### Job
Pick out each line of the records in which the word "Maya" appears.

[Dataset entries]
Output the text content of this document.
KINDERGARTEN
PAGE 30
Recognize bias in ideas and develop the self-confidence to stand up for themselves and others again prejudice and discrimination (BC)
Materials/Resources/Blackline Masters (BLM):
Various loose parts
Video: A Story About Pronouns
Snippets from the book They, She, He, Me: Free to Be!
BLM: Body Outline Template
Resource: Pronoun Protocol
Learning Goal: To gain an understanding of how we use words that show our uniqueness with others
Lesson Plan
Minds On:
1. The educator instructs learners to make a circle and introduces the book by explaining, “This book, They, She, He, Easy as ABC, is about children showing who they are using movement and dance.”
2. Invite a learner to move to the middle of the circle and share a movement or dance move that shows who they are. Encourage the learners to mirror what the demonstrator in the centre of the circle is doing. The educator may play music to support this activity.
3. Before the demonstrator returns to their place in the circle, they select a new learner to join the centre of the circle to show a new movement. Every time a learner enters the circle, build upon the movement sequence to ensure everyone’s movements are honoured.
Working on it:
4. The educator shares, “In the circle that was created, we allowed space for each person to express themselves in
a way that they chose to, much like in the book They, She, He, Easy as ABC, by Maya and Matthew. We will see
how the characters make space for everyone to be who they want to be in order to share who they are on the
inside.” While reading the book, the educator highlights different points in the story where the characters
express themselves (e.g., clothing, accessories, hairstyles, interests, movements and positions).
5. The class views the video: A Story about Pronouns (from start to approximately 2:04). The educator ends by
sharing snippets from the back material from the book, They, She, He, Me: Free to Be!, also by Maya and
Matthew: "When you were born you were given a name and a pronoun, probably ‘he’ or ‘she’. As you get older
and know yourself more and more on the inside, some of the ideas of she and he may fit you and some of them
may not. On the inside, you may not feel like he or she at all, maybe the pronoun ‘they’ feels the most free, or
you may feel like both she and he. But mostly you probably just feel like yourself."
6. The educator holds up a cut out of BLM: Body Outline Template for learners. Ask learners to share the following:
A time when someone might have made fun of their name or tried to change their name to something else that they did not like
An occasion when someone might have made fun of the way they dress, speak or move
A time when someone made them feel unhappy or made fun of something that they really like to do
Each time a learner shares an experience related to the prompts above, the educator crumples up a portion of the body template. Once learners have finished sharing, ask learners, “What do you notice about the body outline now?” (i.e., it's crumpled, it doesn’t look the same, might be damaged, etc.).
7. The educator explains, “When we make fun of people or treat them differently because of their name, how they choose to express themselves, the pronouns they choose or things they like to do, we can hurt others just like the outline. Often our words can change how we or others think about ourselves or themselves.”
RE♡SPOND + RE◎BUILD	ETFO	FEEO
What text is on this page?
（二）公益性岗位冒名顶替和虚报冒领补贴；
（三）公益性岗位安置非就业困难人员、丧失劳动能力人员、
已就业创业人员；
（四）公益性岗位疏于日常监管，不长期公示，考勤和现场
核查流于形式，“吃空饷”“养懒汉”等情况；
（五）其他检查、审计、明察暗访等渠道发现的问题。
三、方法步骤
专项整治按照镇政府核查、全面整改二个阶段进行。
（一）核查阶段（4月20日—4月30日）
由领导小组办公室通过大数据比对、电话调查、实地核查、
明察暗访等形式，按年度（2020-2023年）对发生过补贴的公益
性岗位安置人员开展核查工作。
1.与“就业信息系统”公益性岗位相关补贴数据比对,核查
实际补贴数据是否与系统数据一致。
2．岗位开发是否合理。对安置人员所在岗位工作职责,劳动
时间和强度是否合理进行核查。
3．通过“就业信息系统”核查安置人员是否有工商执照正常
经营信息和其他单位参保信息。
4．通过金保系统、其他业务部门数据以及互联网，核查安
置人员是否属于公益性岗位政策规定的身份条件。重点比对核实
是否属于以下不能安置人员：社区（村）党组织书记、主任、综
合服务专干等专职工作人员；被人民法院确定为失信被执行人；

### Result
a way that they chose to, much like in the book They, She, He, Easy as ABC, by Maya and Matthew. We will see
sharing snippets from the back material from the book, They, She, He, Me: Free to Be!, also by Maya and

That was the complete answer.